__Data__

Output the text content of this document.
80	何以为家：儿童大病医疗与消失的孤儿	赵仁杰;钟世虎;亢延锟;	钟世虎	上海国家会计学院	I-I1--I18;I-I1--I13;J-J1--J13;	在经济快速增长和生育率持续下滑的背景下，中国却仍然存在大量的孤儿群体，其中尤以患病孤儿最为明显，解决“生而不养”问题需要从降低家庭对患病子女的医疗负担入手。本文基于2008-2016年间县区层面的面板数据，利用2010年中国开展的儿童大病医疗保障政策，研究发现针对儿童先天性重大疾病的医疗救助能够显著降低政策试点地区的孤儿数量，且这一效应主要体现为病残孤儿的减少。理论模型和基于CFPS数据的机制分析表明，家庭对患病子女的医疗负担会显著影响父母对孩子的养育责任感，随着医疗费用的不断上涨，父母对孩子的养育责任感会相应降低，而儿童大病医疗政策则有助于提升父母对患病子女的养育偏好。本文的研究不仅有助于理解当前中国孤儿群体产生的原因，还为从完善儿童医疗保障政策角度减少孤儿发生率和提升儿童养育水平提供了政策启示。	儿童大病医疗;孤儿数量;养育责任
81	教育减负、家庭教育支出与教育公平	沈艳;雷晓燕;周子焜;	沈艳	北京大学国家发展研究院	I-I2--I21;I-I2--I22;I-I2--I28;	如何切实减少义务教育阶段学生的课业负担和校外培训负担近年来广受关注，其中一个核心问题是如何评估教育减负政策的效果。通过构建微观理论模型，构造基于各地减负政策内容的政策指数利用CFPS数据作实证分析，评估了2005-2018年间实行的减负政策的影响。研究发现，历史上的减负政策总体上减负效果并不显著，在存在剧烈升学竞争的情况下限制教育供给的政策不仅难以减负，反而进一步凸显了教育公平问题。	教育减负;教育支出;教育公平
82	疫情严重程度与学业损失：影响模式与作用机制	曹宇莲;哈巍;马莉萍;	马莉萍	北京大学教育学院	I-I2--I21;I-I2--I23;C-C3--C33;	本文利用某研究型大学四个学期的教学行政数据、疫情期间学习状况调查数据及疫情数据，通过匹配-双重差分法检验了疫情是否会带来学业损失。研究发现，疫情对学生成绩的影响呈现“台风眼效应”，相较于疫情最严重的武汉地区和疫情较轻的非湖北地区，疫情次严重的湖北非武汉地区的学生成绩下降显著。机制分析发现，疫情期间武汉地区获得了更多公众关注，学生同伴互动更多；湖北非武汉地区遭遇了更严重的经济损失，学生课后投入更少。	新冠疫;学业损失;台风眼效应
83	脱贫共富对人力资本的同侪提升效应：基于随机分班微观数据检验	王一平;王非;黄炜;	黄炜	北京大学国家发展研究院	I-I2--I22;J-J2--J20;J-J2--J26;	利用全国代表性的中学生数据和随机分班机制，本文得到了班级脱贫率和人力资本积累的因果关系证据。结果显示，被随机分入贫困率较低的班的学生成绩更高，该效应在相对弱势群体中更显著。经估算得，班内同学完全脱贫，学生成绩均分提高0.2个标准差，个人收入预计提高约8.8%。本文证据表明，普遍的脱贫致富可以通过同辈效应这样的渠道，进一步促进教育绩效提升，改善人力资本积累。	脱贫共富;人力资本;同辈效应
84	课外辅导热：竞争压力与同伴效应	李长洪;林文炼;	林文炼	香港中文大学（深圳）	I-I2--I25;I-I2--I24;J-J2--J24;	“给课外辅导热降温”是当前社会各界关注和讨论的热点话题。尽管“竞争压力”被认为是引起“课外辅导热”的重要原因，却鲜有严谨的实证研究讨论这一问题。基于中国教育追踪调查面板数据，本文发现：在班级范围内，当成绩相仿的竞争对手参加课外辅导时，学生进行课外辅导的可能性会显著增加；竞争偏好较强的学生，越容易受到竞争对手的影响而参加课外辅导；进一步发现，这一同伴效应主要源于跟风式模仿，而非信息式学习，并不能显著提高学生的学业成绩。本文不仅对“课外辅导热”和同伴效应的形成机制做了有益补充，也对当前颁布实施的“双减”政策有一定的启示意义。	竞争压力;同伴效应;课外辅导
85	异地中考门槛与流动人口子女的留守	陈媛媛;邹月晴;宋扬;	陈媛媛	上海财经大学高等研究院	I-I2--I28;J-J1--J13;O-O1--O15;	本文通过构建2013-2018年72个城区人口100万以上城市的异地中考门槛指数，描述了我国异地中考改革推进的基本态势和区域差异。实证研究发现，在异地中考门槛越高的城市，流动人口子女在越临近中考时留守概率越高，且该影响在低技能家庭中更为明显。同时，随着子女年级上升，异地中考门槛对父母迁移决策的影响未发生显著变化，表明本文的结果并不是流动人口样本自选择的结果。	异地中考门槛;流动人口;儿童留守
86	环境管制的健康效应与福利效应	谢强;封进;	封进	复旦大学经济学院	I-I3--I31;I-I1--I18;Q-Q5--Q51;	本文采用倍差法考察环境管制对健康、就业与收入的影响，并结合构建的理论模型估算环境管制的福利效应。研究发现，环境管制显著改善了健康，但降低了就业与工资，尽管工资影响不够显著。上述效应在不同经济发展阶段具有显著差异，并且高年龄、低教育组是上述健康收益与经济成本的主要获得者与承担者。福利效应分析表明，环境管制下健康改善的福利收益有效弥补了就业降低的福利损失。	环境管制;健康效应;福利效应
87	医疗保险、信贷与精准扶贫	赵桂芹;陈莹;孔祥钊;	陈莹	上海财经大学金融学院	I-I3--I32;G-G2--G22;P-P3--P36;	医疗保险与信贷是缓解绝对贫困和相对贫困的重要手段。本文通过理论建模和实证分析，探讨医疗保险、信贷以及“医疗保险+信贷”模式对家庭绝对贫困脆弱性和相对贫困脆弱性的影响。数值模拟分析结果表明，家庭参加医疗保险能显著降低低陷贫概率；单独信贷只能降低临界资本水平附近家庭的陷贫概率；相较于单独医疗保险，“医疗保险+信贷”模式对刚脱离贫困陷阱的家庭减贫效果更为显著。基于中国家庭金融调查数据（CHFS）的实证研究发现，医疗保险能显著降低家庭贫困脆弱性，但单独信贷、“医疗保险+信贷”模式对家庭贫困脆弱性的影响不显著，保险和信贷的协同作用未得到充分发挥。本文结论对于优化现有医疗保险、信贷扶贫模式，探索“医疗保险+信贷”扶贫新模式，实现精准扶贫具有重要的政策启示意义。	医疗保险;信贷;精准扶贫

__Exercise task__
Look through the entries above for the word "北京大学国家发展研究院". Copy every line where it shows up.

__Task result__
81	教育减负、家庭教育支出与教育公平	沈艳;雷晓燕;周子焜;	沈艳	北京大学国家发展研究院	I-I2--I21;I-I2--I22;I-I2--I28;	如何切实减少义务教育阶段学生的课业负担和校外培训负担近年来广受关注，其中一个核心问题是如何评估教育减负政策的效果。通过构建微观理论模型，构造基于各地减负政策内容的政策指数利用CFPS数据作实证分析，评估了2005-2018年间实行的减负政策的影响。研究发现，历史上的减负政策总体上减负效果并不显著，在存在剧烈升学竞争的情况下限制教育供给的政策不仅难以减负，反而进一步凸显了教育公平问题。	教育减负;教育支出;教育公平
83	脱贫共富对人力资本的同侪提升效应：基于随机分班微观数据检验	王一平;王非;黄炜;	黄炜	北京大学国家发展研究院	I-I2--I22;J-J2--J20;J-J2--J26;	利用全国代表性的中学生数据和随机分班机制，本文得到了班级脱贫率和人力资本积累的因果关系证据。结果显示，被随机分入贫困率较低的班的学生成绩更高，该效应在相对弱势群体中更显著。经估算得，班内同学完全脱贫，学生成绩均分提高0.2个标准差，个人收入预计提高约8.8%。本文证据表明，普遍的脱贫致富可以通过同辈效应这样的渠道，进一步促进教育绩效提升，改善人力资本积累。	脱贫共富;人力资本;同辈效应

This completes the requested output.